Copy each line with the word "this" in it.

Figure dataset records
******************************

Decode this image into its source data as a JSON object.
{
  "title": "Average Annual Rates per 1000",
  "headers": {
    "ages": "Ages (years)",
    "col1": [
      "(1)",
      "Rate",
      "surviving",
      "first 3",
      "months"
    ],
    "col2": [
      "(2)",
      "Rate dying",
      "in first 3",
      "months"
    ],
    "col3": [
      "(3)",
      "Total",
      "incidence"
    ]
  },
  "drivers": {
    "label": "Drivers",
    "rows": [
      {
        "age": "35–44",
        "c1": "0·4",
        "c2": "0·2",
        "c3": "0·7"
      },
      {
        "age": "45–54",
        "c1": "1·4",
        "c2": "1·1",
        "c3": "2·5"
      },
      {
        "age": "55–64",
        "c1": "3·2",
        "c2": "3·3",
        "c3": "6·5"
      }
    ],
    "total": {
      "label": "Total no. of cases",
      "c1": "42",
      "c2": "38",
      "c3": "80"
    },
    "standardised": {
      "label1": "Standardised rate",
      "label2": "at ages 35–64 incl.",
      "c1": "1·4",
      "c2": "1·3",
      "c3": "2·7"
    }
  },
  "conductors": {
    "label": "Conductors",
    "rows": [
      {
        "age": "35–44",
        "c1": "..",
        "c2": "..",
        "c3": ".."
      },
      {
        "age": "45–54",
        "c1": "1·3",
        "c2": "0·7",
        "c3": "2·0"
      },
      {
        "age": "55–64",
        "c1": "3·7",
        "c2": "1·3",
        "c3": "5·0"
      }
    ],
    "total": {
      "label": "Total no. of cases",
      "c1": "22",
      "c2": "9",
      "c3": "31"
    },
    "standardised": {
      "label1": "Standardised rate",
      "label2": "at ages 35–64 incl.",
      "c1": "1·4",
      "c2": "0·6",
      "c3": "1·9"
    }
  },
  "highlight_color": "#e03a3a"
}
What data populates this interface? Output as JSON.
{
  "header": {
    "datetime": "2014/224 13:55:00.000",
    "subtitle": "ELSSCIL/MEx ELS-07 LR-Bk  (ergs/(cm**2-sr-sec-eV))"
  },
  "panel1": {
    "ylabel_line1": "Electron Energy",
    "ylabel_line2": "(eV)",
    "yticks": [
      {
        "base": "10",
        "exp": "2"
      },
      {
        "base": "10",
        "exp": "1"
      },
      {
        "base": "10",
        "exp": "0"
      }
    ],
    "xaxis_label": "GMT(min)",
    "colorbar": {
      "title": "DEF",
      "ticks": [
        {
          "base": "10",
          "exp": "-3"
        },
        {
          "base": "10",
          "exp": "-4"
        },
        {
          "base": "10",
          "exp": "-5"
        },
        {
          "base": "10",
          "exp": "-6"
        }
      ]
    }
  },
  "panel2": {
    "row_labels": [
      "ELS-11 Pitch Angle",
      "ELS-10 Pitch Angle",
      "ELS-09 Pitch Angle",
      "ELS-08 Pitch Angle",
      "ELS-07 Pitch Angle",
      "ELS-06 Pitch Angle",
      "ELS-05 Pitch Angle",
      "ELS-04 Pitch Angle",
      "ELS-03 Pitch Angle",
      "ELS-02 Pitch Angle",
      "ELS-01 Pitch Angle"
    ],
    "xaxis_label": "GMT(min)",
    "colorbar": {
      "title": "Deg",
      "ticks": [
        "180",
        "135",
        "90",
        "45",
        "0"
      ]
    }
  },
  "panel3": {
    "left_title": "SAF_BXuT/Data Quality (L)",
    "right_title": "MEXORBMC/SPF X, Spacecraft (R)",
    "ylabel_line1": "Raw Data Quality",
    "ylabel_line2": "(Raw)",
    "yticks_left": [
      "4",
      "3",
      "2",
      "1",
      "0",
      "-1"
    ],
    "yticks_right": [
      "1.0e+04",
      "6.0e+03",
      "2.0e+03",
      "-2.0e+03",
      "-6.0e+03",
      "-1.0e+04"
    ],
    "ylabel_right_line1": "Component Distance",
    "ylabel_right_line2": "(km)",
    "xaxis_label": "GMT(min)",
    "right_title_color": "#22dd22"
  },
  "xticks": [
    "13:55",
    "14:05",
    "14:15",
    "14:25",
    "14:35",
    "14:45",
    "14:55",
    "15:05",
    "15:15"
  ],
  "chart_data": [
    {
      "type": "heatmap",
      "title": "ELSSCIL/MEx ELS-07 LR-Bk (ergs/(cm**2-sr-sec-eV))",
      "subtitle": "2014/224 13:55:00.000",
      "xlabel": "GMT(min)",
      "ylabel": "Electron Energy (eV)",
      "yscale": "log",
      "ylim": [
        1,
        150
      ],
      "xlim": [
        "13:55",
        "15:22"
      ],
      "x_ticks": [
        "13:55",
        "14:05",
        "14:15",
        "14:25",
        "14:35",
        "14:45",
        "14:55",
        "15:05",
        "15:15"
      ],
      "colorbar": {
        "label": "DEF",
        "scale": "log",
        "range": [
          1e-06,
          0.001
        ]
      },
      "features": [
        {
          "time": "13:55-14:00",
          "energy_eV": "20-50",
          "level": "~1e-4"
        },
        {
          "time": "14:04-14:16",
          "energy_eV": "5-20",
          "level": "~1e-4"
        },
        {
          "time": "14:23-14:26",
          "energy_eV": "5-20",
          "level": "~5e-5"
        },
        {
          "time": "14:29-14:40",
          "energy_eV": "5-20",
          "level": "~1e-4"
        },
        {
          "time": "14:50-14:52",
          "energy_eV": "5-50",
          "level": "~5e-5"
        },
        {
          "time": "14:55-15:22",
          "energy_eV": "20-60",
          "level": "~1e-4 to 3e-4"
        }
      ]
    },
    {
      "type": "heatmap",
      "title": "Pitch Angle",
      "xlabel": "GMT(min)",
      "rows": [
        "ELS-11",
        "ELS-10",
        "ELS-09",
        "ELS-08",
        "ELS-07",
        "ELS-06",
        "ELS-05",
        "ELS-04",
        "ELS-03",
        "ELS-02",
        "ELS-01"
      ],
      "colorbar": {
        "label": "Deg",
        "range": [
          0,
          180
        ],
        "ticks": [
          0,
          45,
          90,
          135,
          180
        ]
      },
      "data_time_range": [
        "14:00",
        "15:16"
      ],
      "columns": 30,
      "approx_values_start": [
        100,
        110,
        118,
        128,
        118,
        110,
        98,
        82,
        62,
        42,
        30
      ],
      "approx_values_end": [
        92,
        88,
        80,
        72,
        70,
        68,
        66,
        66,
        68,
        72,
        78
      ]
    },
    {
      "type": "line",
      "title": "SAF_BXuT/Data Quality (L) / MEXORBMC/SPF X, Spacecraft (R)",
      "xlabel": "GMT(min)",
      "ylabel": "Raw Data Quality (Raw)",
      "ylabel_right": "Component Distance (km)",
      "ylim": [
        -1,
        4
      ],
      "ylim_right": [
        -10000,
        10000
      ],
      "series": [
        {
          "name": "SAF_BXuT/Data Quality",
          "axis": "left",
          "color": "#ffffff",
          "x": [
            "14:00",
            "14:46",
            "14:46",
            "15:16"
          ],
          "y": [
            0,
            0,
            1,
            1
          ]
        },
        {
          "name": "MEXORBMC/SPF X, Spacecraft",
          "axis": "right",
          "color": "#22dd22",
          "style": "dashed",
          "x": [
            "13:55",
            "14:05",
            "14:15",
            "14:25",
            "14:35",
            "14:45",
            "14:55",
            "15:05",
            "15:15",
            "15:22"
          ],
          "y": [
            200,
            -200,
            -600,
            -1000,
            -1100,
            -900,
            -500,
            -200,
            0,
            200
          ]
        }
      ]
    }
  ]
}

******************************

**Reply to the exercise**
Decode this image into its source data as a JSON object.
What data populates this interface? Output as JSON.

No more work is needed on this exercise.